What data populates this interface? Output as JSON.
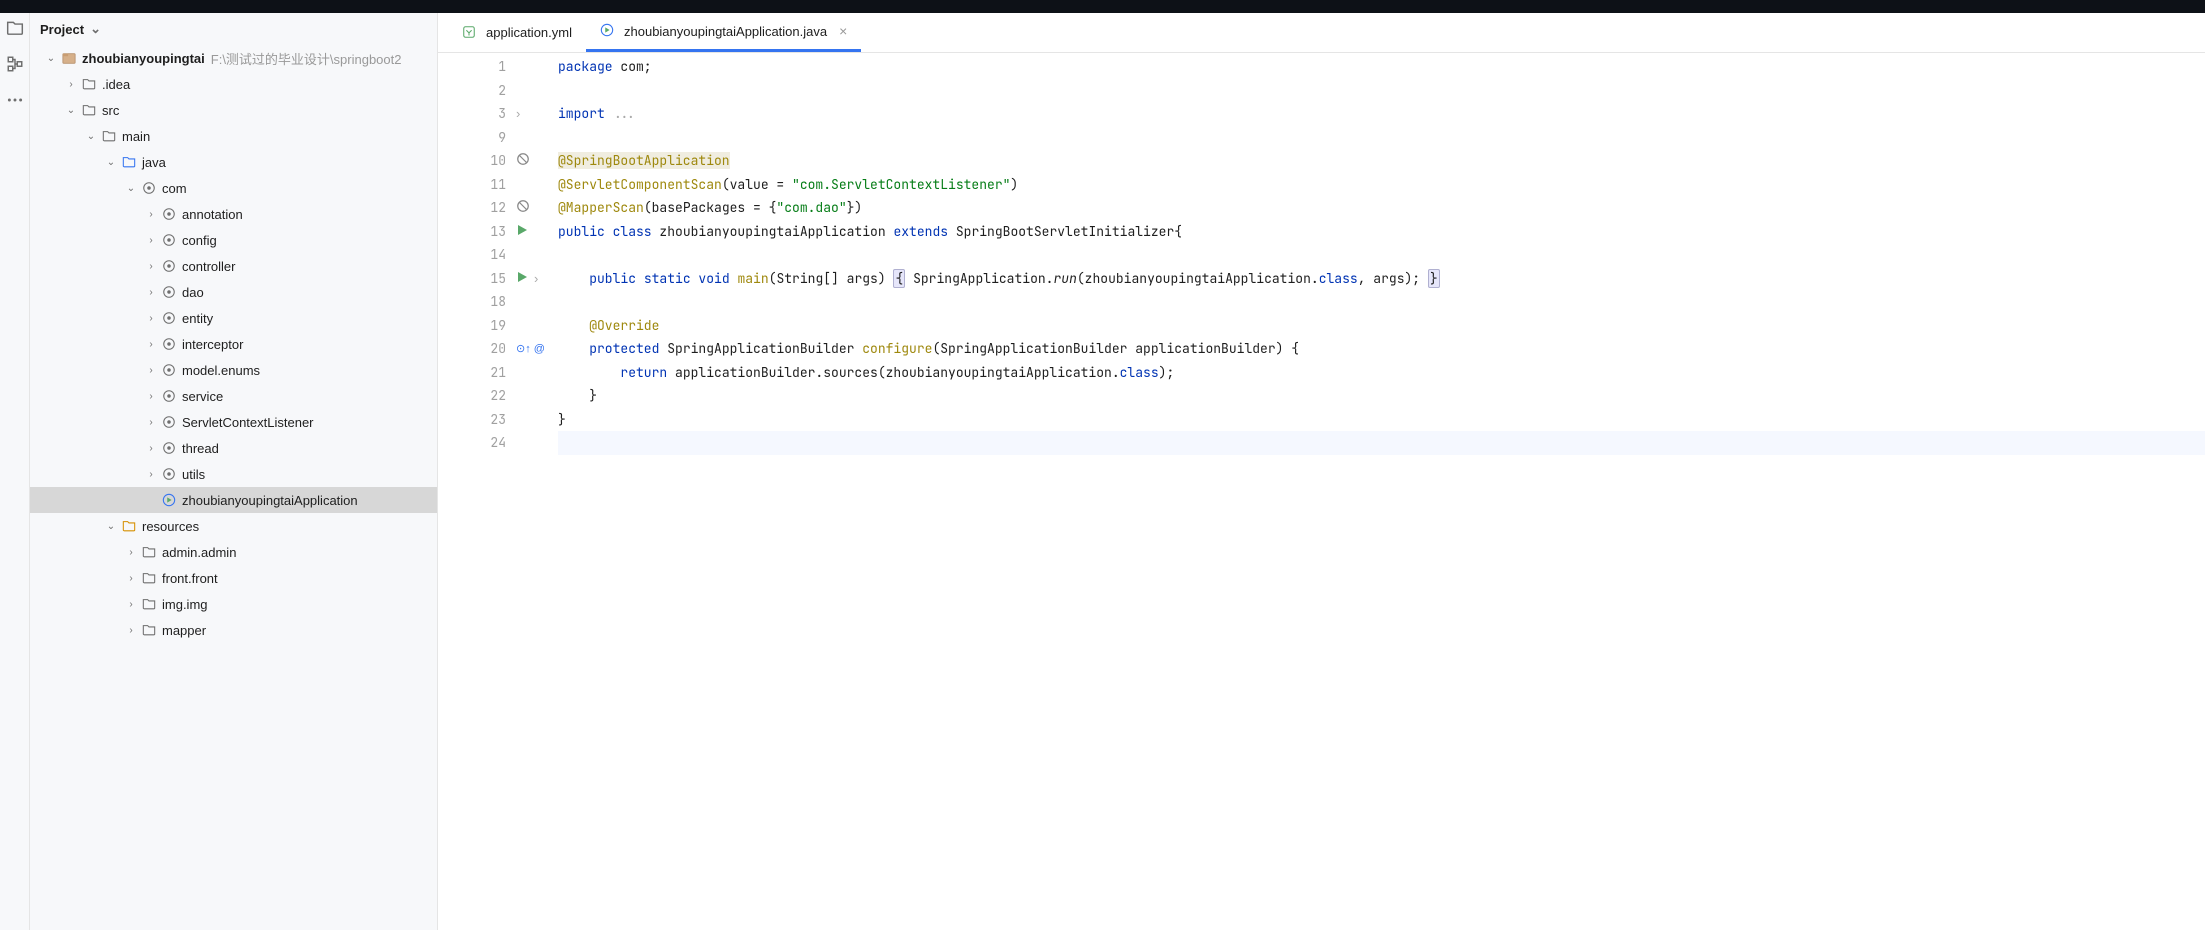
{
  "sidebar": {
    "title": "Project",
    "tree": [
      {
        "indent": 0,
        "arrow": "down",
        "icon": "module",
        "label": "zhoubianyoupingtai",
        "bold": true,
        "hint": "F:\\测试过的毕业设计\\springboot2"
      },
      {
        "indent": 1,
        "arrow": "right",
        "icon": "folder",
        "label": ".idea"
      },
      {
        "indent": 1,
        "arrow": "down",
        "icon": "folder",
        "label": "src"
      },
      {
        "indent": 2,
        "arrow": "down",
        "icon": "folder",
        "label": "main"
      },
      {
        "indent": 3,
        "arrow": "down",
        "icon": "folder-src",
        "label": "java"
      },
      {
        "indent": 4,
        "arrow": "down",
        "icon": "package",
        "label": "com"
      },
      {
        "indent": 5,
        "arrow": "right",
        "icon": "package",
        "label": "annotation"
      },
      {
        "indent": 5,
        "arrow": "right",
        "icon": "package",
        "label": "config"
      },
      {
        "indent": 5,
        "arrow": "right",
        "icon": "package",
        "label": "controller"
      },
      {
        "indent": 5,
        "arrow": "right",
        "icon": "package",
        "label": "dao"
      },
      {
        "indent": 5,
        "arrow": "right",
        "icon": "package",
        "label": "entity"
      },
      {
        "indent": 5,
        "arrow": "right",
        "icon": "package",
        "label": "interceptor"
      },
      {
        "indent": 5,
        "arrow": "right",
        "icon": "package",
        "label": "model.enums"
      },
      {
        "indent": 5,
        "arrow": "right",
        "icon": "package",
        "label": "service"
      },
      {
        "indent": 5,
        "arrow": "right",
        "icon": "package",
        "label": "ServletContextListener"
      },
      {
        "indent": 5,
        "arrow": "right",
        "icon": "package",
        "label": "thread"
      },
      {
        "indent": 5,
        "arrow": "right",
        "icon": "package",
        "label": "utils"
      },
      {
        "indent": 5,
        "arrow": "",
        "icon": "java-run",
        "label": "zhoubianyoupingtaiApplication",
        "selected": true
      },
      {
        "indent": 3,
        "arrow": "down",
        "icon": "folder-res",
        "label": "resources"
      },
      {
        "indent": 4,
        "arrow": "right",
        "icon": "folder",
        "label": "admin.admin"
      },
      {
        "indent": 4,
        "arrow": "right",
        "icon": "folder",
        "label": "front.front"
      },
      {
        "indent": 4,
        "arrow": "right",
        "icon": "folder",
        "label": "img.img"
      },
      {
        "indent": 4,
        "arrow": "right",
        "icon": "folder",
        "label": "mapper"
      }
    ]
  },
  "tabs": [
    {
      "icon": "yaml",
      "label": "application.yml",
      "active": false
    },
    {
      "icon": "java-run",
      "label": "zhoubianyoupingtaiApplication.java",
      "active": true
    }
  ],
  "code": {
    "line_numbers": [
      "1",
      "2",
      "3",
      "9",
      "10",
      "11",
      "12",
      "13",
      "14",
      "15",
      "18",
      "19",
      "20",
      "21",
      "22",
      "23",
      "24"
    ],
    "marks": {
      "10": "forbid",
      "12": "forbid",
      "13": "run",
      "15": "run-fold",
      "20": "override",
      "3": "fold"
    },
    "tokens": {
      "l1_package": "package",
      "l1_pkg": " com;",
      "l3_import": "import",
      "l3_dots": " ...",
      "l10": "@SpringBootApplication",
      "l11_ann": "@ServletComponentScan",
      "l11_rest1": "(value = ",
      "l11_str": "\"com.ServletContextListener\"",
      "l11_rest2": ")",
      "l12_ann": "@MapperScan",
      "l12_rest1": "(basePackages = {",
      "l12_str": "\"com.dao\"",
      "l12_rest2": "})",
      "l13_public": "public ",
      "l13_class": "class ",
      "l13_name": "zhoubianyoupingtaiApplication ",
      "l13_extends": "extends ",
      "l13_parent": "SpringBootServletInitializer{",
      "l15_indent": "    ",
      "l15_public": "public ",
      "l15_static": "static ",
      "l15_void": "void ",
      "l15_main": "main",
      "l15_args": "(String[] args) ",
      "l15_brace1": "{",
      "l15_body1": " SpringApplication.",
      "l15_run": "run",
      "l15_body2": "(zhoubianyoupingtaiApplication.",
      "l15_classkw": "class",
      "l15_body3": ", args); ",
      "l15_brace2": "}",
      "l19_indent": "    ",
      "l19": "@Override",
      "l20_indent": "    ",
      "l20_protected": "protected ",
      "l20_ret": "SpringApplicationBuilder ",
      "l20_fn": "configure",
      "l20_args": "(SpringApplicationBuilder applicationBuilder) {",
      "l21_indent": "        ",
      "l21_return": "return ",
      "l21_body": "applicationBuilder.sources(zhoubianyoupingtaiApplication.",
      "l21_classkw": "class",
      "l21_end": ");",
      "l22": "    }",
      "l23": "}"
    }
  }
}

--- --- ---

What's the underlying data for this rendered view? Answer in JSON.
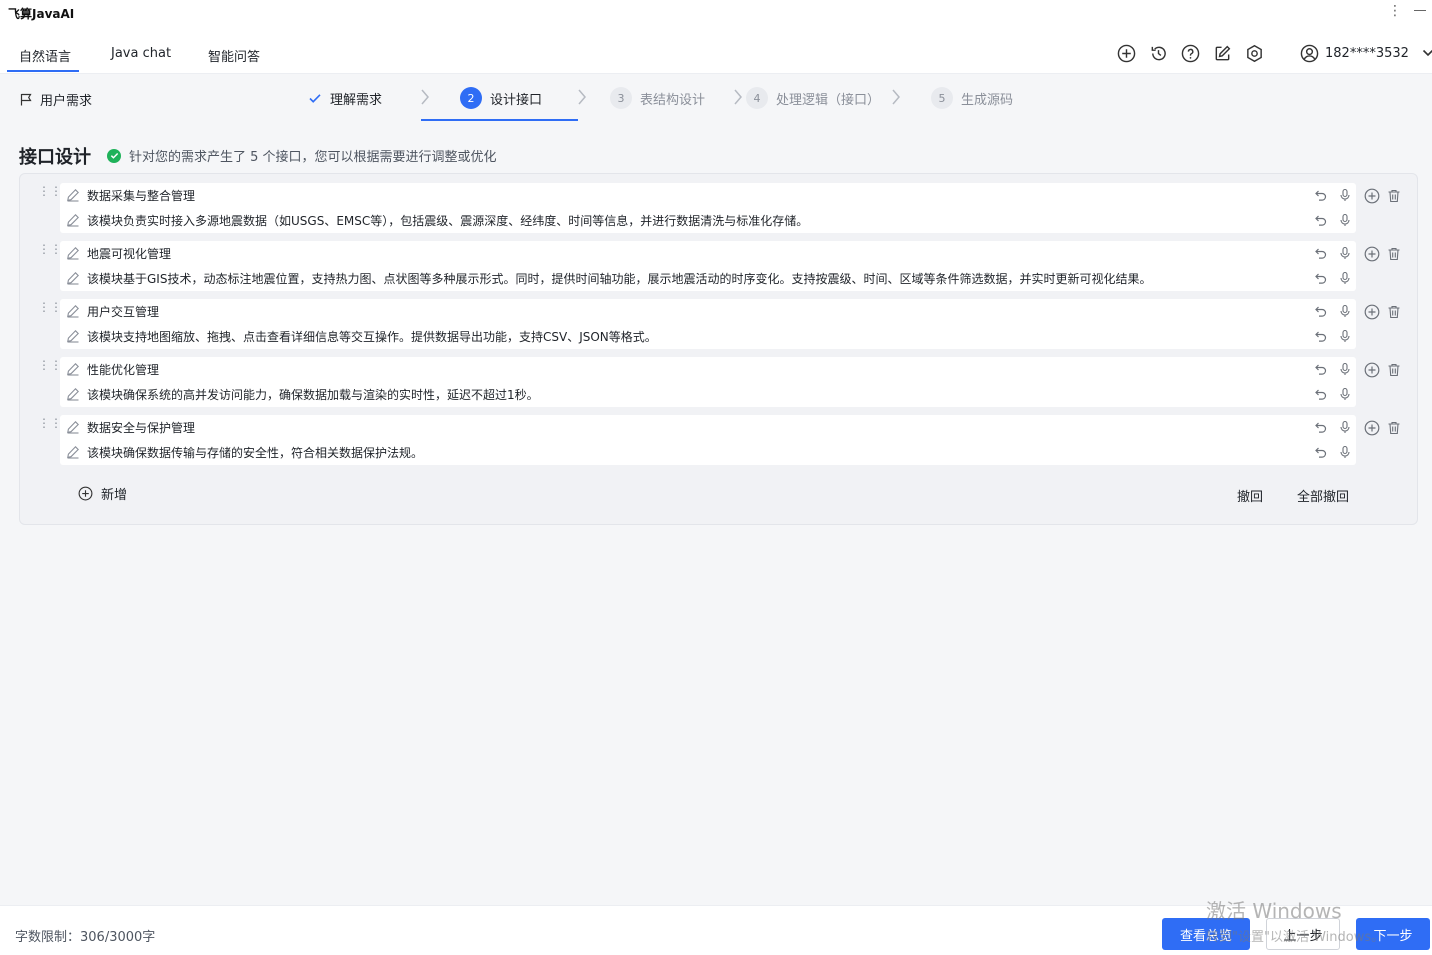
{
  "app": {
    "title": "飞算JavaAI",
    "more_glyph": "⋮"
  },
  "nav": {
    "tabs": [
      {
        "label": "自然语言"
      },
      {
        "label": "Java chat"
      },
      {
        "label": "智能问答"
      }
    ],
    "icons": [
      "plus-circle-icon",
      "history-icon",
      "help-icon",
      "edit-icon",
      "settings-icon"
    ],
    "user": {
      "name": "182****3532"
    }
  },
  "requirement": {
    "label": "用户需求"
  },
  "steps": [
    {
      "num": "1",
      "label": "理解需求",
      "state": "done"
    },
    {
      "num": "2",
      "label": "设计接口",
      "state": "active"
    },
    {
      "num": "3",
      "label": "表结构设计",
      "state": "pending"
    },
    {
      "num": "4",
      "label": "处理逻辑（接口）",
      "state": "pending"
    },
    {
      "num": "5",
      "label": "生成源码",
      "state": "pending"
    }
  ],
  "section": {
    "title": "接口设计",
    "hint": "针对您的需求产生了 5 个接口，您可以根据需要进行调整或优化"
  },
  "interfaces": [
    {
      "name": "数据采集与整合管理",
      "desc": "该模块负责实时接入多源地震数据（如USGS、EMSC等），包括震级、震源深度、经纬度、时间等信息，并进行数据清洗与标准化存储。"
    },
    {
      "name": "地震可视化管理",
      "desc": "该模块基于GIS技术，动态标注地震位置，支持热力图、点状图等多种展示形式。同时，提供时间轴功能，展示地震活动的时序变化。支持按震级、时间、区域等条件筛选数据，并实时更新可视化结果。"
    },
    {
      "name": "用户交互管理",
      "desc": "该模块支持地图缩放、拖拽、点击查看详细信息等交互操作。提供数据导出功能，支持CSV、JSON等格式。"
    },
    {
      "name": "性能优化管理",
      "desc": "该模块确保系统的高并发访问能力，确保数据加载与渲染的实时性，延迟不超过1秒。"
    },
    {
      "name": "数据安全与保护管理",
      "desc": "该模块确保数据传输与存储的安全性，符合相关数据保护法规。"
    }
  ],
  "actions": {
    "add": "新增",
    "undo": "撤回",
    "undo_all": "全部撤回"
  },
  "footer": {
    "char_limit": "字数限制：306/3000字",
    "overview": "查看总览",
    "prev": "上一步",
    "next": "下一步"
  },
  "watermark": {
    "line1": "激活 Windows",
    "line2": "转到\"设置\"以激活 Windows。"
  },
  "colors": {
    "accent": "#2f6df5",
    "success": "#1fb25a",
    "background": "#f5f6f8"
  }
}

--- --- ---

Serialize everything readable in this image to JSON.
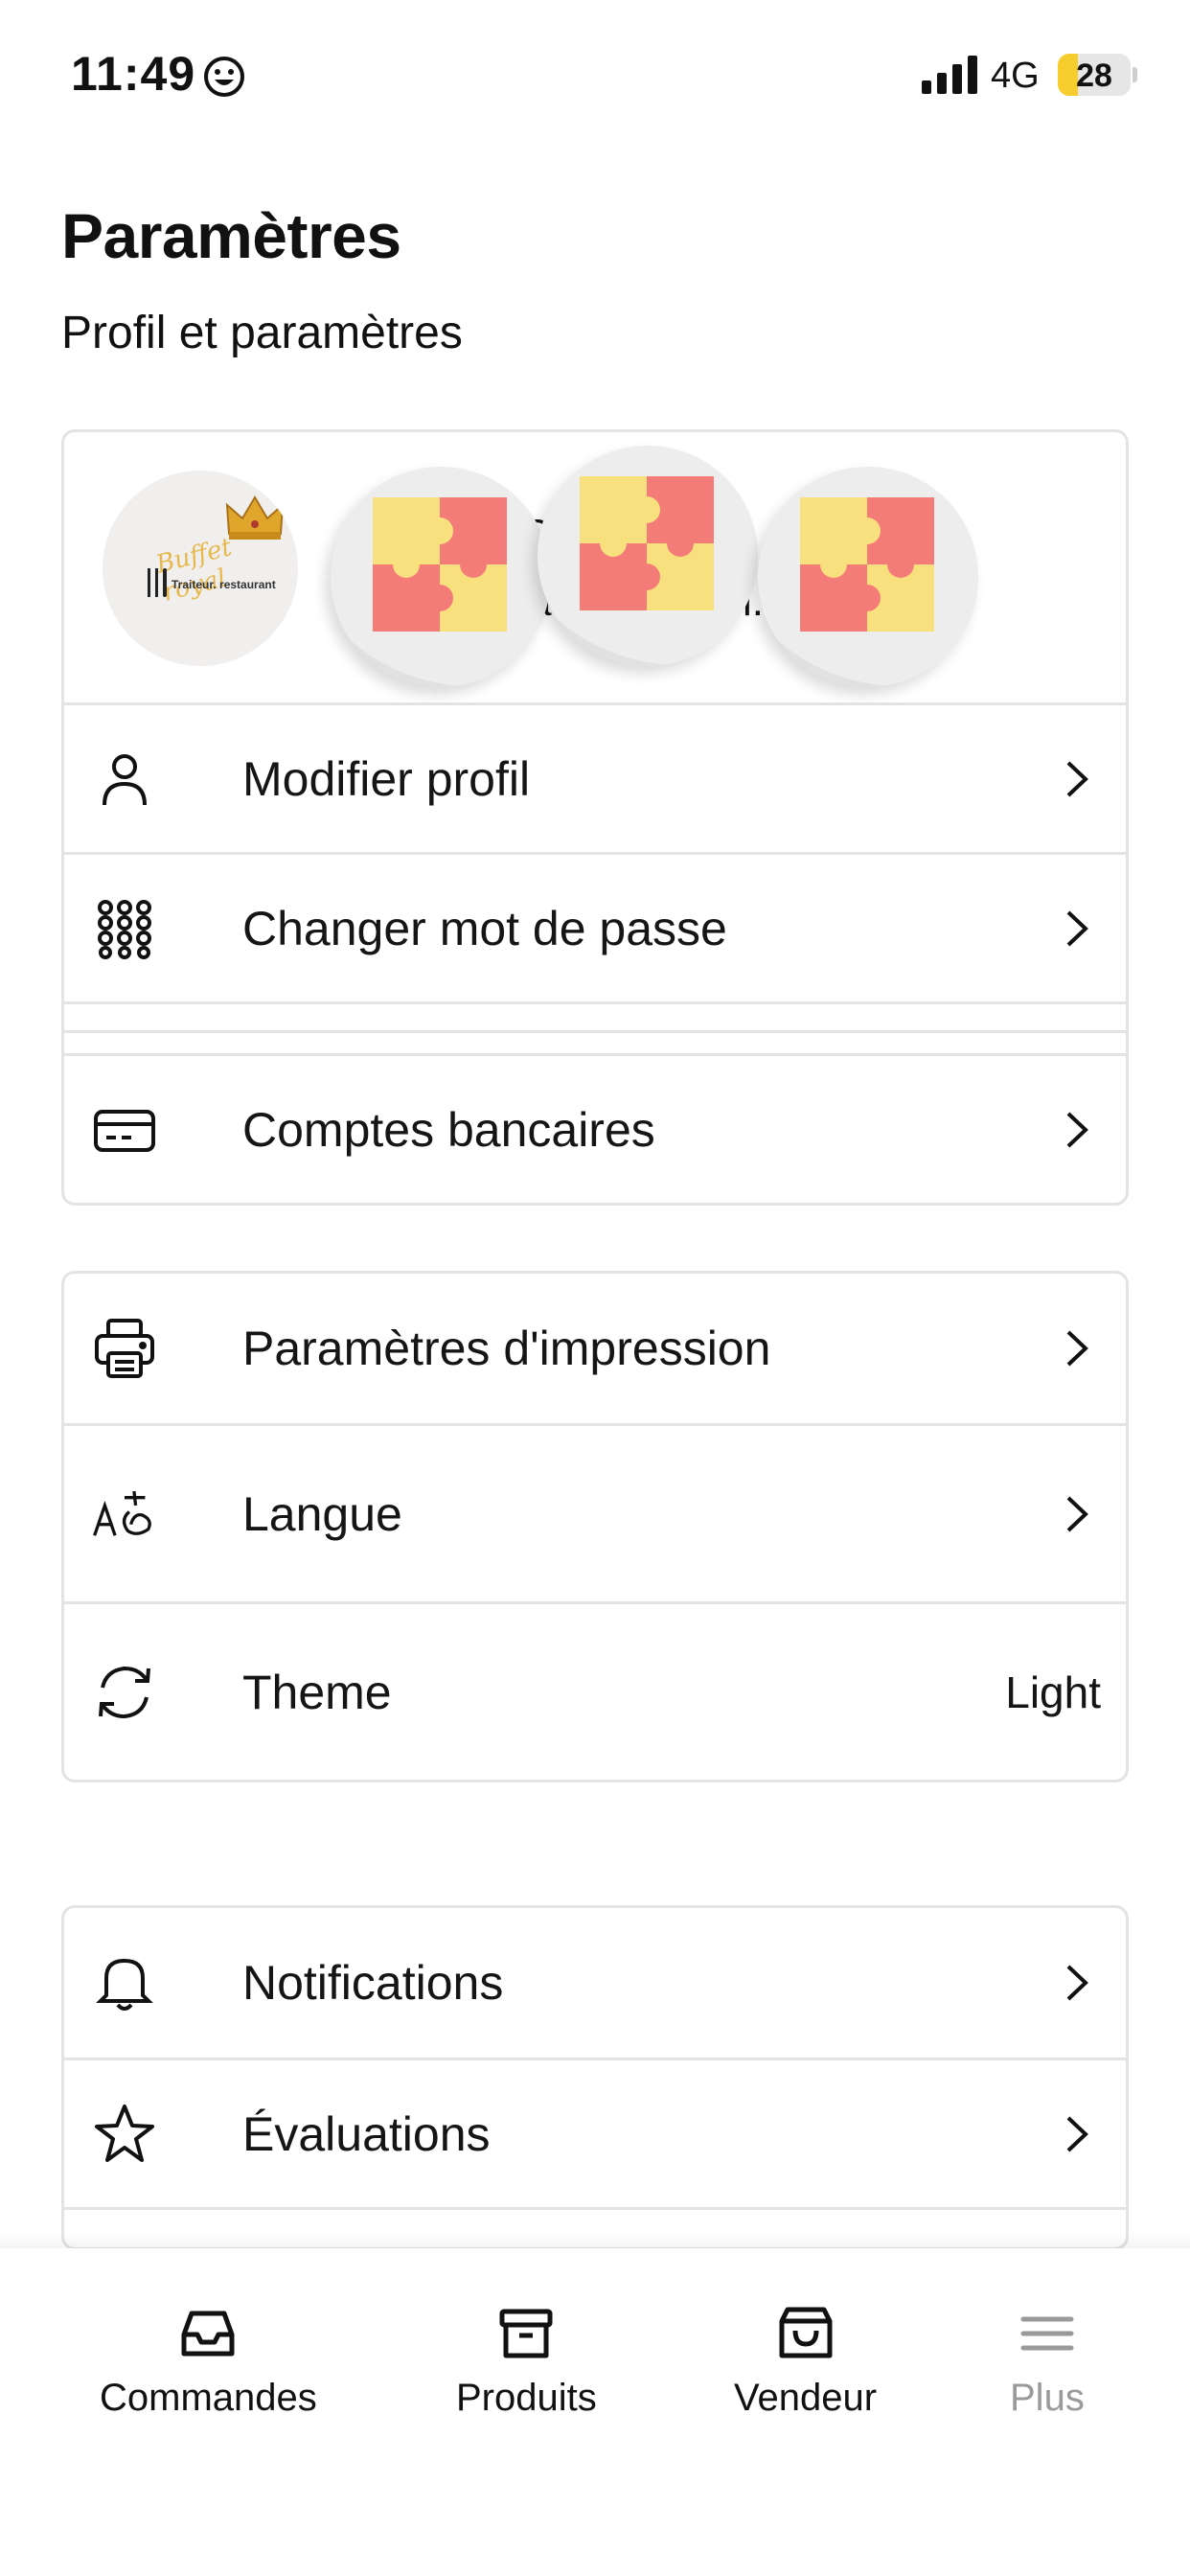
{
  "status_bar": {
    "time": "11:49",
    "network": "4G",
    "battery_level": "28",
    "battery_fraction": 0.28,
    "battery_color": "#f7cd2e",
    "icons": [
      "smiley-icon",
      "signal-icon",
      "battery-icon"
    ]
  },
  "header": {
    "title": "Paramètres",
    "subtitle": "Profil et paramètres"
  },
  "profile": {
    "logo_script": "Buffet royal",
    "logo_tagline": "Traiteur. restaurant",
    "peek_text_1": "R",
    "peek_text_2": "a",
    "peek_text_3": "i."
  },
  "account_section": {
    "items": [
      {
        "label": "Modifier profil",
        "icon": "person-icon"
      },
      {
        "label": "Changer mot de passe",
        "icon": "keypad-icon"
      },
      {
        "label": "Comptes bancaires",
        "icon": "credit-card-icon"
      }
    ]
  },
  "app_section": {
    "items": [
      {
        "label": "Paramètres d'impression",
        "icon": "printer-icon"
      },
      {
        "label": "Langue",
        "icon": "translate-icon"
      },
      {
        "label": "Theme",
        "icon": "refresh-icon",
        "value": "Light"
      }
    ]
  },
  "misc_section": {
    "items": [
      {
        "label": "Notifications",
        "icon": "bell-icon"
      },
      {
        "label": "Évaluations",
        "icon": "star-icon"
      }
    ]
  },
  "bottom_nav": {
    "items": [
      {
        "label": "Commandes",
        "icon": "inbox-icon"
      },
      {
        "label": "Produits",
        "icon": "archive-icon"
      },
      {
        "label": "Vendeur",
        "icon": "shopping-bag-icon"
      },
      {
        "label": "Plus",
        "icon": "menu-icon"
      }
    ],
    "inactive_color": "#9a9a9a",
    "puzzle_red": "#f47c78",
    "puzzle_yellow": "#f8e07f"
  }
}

--- --- ---

GOAL — Show every line from the entries above in which the word "true" appears.

RIGHT ANSWER —
        "bold": true,
        "selected": true
      "active": true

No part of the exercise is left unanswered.